(Data entries)
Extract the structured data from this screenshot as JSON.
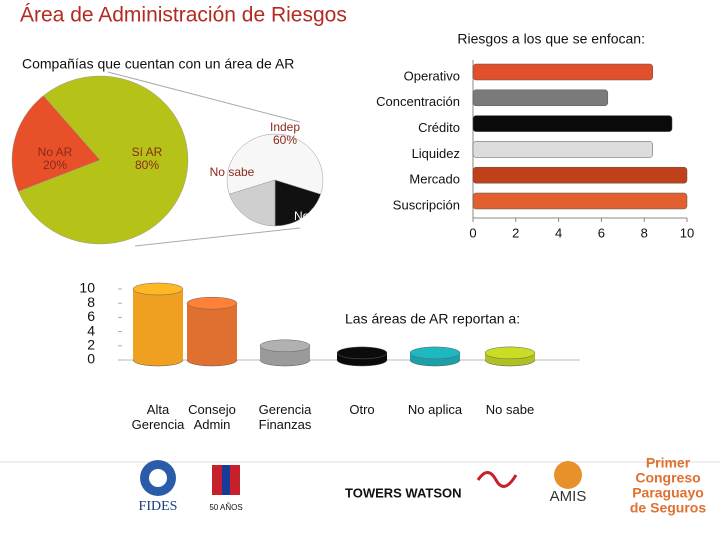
{
  "title": "Área de Administración de Riesgos",
  "chart_data": [
    {
      "type": "pie",
      "title": "Compañías que cuentan con un área de AR",
      "categories": [
        "No AR",
        "Sí AR"
      ],
      "values": [
        20,
        80
      ],
      "value_labels": [
        "20%",
        "80%"
      ],
      "colors": [
        "#e8502a",
        "#b5c318"
      ]
    },
    {
      "type": "pie",
      "categories": [
        "Indep",
        "No indep",
        "No sabe"
      ],
      "values": [
        60,
        20,
        20
      ],
      "value_labels": [
        "60%",
        null,
        null
      ],
      "colors": [
        "#f7f7f7",
        "#111111",
        "#cfcfcf"
      ]
    },
    {
      "type": "hbar",
      "title": "Riesgos a los que se enfocan:",
      "categories": [
        "Operativo",
        "Concentración",
        "Crédito",
        "Liquidez",
        "Mercado",
        "Suscripción"
      ],
      "values": [
        8.4,
        6.3,
        9.3,
        8.4,
        10,
        10
      ],
      "colors": [
        "#e0502a",
        "#7a7a7a",
        "#0a0a0a",
        "#dcdcdc",
        "#c0401a",
        "#e06030"
      ],
      "xlim": [
        0,
        10
      ],
      "xticks": [
        0,
        2,
        4,
        6,
        8,
        10
      ]
    },
    {
      "type": "column3d",
      "title": "Las áreas de AR reportan a:",
      "categories": [
        "Alta Gerencia",
        "Consejo Admin",
        "Gerencia Finanzas",
        "Otro",
        "No aplica",
        "No sabe"
      ],
      "values": [
        10,
        8,
        2,
        1,
        1,
        1
      ],
      "colors": [
        "#f0a020",
        "#e07030",
        "#9a9a9a",
        "#0a0a0a",
        "#1aa0a8",
        "#b0c020"
      ],
      "ylim": [
        0,
        10
      ],
      "yticks": [
        0,
        2,
        4,
        6,
        8,
        10
      ]
    }
  ],
  "logos": [
    "FIDES",
    "50 AÑOS",
    "TOWERS WATSON",
    "AMIS",
    [
      "Primer",
      "Congreso",
      "Paraguayo",
      "de Seguros"
    ]
  ]
}
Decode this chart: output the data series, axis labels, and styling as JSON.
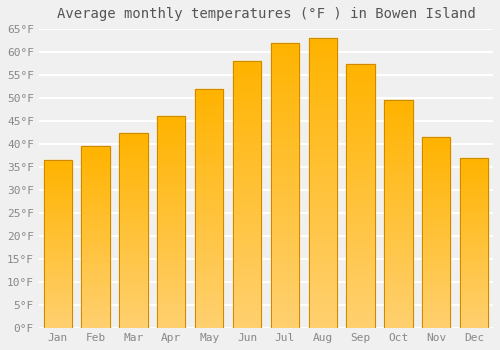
{
  "title": "Average monthly temperatures (°F ) in Bowen Island",
  "months": [
    "Jan",
    "Feb",
    "Mar",
    "Apr",
    "May",
    "Jun",
    "Jul",
    "Aug",
    "Sep",
    "Oct",
    "Nov",
    "Dec"
  ],
  "values": [
    36.5,
    39.5,
    42.5,
    46.0,
    52.0,
    58.0,
    62.0,
    63.0,
    57.5,
    49.5,
    41.5,
    37.0
  ],
  "bar_color_top": "#FFB700",
  "bar_color_bottom": "#FFD870",
  "bar_edge_color": "#CC8800",
  "background_color": "#F0F0F0",
  "grid_color": "#FFFFFF",
  "text_color": "#888888",
  "title_color": "#555555",
  "ylim": [
    0,
    65
  ],
  "yticks": [
    0,
    5,
    10,
    15,
    20,
    25,
    30,
    35,
    40,
    45,
    50,
    55,
    60,
    65
  ],
  "title_fontsize": 10,
  "tick_fontsize": 8,
  "bar_width": 0.75
}
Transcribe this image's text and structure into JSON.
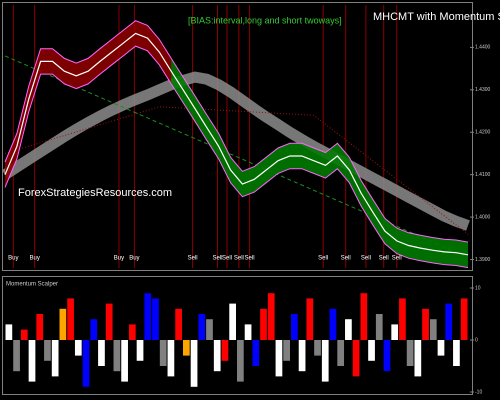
{
  "chart_data": [
    {
      "type": "line",
      "title": "MHCMT with Momentum Scalper",
      "subtitle": "[BIAS:interval,long and short twoways]",
      "watermark": "ForexStrategiesResources.com",
      "ylim": [
        1.388,
        1.45
      ],
      "yticks": [
        {
          "value": 1.39,
          "label": "1.3900"
        },
        {
          "value": 1.4,
          "label": "1.4000"
        },
        {
          "value": 1.41,
          "label": "1.4100"
        },
        {
          "value": 1.42,
          "label": "1.4200"
        },
        {
          "value": 1.43,
          "label": "1.4300"
        },
        {
          "value": 1.44,
          "label": "1.4400"
        }
      ],
      "grid": false,
      "series": [
        {
          "color": "#8c8c8c",
          "style": "band",
          "values": [
            1.41,
            1.4118,
            1.4136,
            1.4154,
            1.4172,
            1.419,
            1.4207,
            1.4223,
            1.4238,
            1.4252,
            1.4265,
            1.4277,
            1.4288,
            1.43,
            1.4312,
            1.4322,
            1.433,
            1.4325,
            1.4312,
            1.4295,
            1.4275,
            1.4255,
            1.4236,
            1.4218,
            1.42,
            1.4183,
            1.4167,
            1.4152,
            1.4137,
            1.4122,
            1.4107,
            1.4092,
            1.4077,
            1.4062,
            1.4047,
            1.4032,
            1.4017,
            1.4002,
            1.399,
            1.398
          ]
        },
        {
          "color": "#1e8c1e",
          "style": "dashed",
          "x": [
            0,
            39
          ],
          "values": [
            1.438,
            1.3905
          ]
        },
        {
          "color": "#a01010",
          "style": "dotted",
          "x": [
            0,
            13,
            26,
            39
          ],
          "values": [
            1.415,
            1.426,
            1.424,
            1.396
          ]
        },
        {
          "color": "#ffffff",
          "style": "solid",
          "values": [
            1.41,
            1.4167,
            1.4278,
            1.4367,
            1.4367,
            1.4344,
            1.4333,
            1.4344,
            1.4367,
            1.4389,
            1.4411,
            1.4433,
            1.4422,
            1.4389,
            1.4344,
            1.43,
            1.4256,
            1.4211,
            1.4167,
            1.4111,
            1.4078,
            1.4089,
            1.4111,
            1.4133,
            1.4144,
            1.4144,
            1.4133,
            1.4122,
            1.4144,
            1.4111,
            1.4056,
            1.4011,
            1.3967,
            1.3944,
            1.3933,
            1.3927,
            1.3922,
            1.3918,
            1.3916,
            1.3911
          ]
        }
      ],
      "ribbons": [
        {
          "color": "#8b0000",
          "edge": "#ff66ff",
          "upper": [
            1.413,
            1.4197,
            1.4308,
            1.4397,
            1.4397,
            1.4374,
            1.4363,
            1.4374,
            1.4397,
            1.4419,
            1.4441,
            1.4463,
            1.4452,
            1.4419,
            1.4374,
            null,
            null,
            null,
            null,
            null,
            null,
            null,
            null,
            null,
            null,
            null,
            null,
            null,
            null,
            null,
            null,
            null,
            null,
            null,
            null,
            null,
            null,
            null,
            null,
            null
          ],
          "lower": [
            1.407,
            1.4137,
            1.4248,
            1.4337,
            1.4337,
            1.4314,
            1.4303,
            1.4314,
            1.4337,
            1.4359,
            1.4381,
            1.4403,
            1.4392,
            1.4359,
            1.4314,
            null,
            null,
            null,
            null,
            null,
            null,
            null,
            null,
            null,
            null,
            null,
            null,
            null,
            null,
            null,
            null,
            null,
            null,
            null,
            null,
            null,
            null,
            null,
            null,
            null
          ]
        },
        {
          "color": "#007a00",
          "edge": "#ff66ff",
          "upper": [
            null,
            null,
            null,
            null,
            null,
            null,
            null,
            null,
            null,
            null,
            null,
            null,
            null,
            null,
            1.4374,
            1.433,
            1.4286,
            1.4241,
            1.4197,
            1.4141,
            1.4108,
            1.4119,
            1.4141,
            1.4163,
            1.4174,
            1.4174,
            1.4163,
            1.4152,
            1.4174,
            1.4141,
            1.4086,
            1.4041,
            1.3997,
            1.3974,
            1.3963,
            1.3957,
            1.3952,
            1.3948,
            1.3946,
            1.3941
          ],
          "lower": [
            null,
            null,
            null,
            null,
            null,
            null,
            null,
            null,
            null,
            null,
            null,
            null,
            null,
            null,
            1.4314,
            1.427,
            1.4226,
            1.4181,
            1.4137,
            1.4081,
            1.4048,
            1.4059,
            1.4081,
            1.4103,
            1.4114,
            1.4114,
            1.4103,
            1.4092,
            1.4114,
            1.4081,
            1.4026,
            1.3981,
            1.3937,
            1.3914,
            1.3903,
            1.3897,
            1.3892,
            1.3888,
            1.3886,
            1.3881
          ]
        }
      ],
      "signals": [
        {
          "text": "Buy",
          "x": 0.7
        },
        {
          "text": "Buy",
          "x": 2.5
        },
        {
          "text": "Buy",
          "x": 9.6
        },
        {
          "text": "Buy",
          "x": 10.9
        },
        {
          "text": "Sell",
          "x": 15.8
        },
        {
          "text": "Sell",
          "x": 17.9
        },
        {
          "text": "Sell",
          "x": 18.7
        },
        {
          "text": "Sell",
          "x": 19.7
        },
        {
          "text": "Sell",
          "x": 20.6
        },
        {
          "text": "Sell",
          "x": 26.8
        },
        {
          "text": "Sell",
          "x": 28.7
        },
        {
          "text": "Sell",
          "x": 30.4
        },
        {
          "text": "Sell",
          "x": 31.9
        },
        {
          "text": "Sell",
          "x": 33.0
        }
      ]
    },
    {
      "type": "bar",
      "title": "Momentum Scalper",
      "ylim": [
        -10,
        10
      ],
      "yticks": [
        -10,
        0,
        10
      ],
      "values": [
        3,
        -6,
        2,
        -8,
        5,
        -4,
        -7,
        6,
        8,
        -3,
        -9,
        4,
        -5,
        7,
        -6,
        -8,
        3,
        -4,
        9,
        8,
        -5,
        -7,
        6,
        -3,
        -9,
        5,
        4,
        -6,
        -4,
        7,
        -8,
        3,
        -5,
        6,
        9,
        -7,
        -4,
        5,
        -6,
        8,
        -3,
        -8,
        6,
        -5,
        4,
        -7,
        9,
        -4,
        5,
        -6,
        3,
        8,
        -5,
        -7,
        6,
        4,
        -3,
        7,
        -5,
        8
      ],
      "colors": [
        "white",
        "gray",
        "red",
        "white",
        "red",
        "gray",
        "white",
        "orange",
        "red",
        "white",
        "blue",
        "blue",
        "white",
        "red",
        "gray",
        "white",
        "red",
        "white",
        "blue",
        "blue",
        "gray",
        "white",
        "red",
        "orange",
        "white",
        "blue",
        "gray",
        "white",
        "red",
        "white",
        "gray",
        "white",
        "blue",
        "red",
        "red",
        "white",
        "gray",
        "blue",
        "white",
        "red",
        "gray",
        "white",
        "blue",
        "gray",
        "white",
        "red",
        "red",
        "white",
        "gray",
        "blue",
        "white",
        "red",
        "gray",
        "white",
        "red",
        "gray",
        "white",
        "blue",
        "white",
        "red"
      ]
    }
  ]
}
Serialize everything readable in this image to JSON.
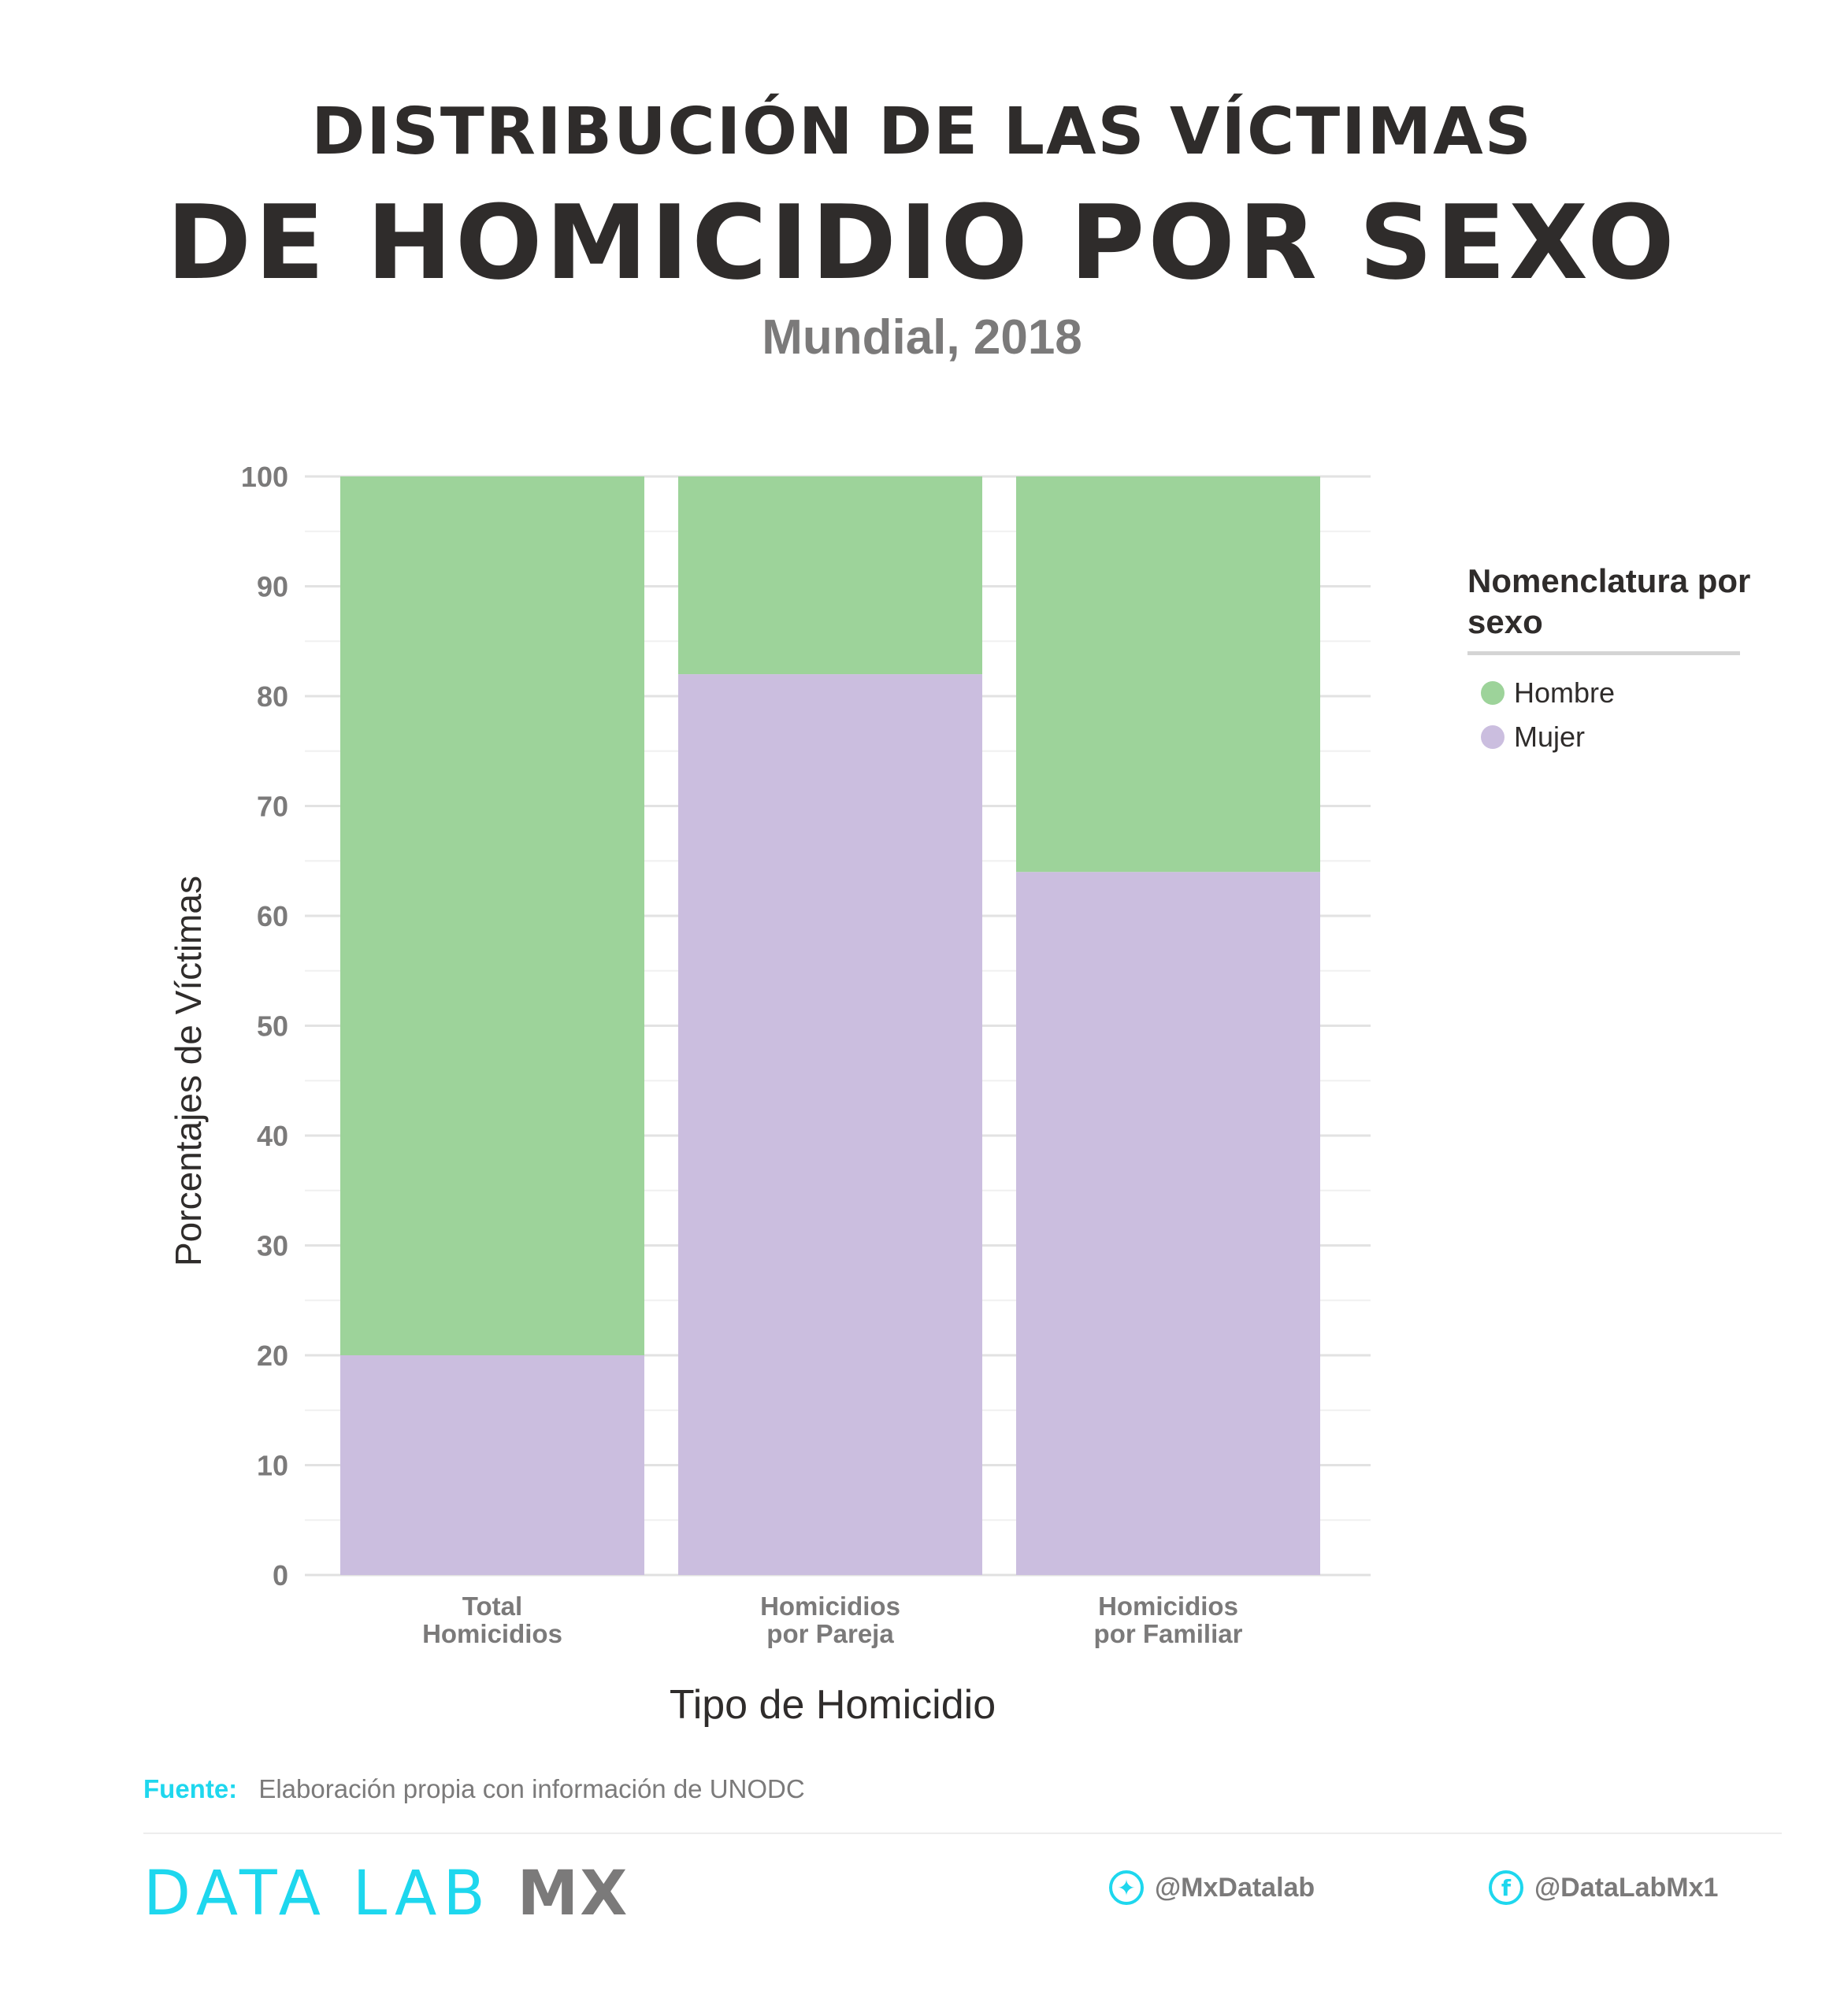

▸ **Your instructions**:
Copy out the lines that hold "this".

▸ **Task answer**:
Extract the structured data from this screenshot as JSON.
Decode this chart: output the data series, axis labels, and styling as JSON.
Transcribe this image's text and structure into JSON.
Serialize everything readable in this image to JSON.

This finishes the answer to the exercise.